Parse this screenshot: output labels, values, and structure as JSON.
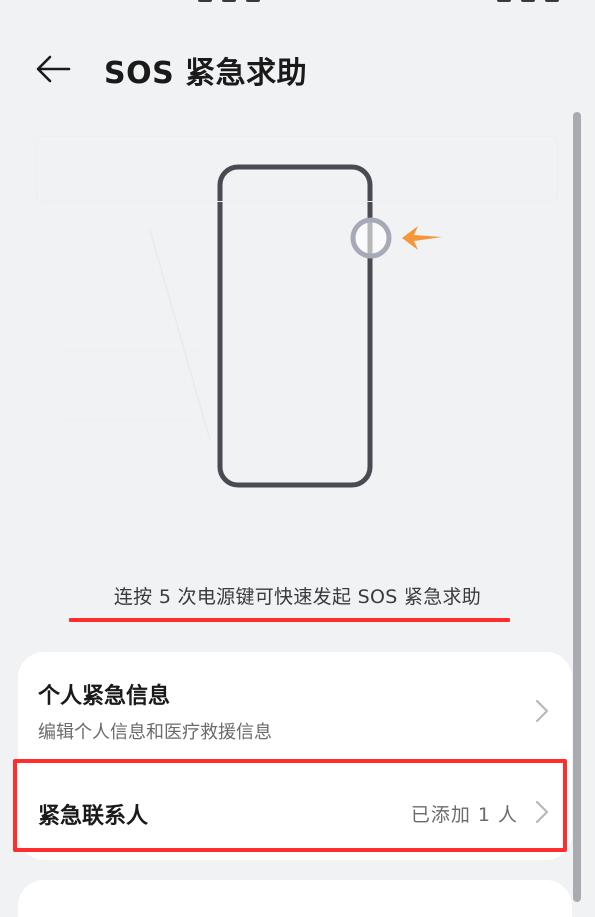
{
  "header": {
    "title": "SOS 紧急求助",
    "back_icon": "arrow-left-icon"
  },
  "illustration": {
    "subject": "phone-power-button-icon",
    "arrow_color": "#f5963a",
    "button_ring_color": "#a6aab8",
    "phone_outline_color": "#4a4b52"
  },
  "caption": "连按 5 次电源键可快速发起 SOS 紧急求助",
  "settings": {
    "personal_info": {
      "title": "个人紧急信息",
      "subtitle": "编辑个人信息和医疗救援信息"
    },
    "emergency_contacts": {
      "title": "紧急联系人",
      "value": "已添加 1 人"
    }
  },
  "colors": {
    "highlight": "#ff2d2d",
    "background": "#f1f2f4",
    "card": "#ffffff"
  }
}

TASK:
Gather and return every line that holds the string "紧急求助".

PROBLEM SOLUTION:
    "title": "SOS 紧急求助",
  "caption": "连按 5 次电源键可快速发起 SOS 紧急求助",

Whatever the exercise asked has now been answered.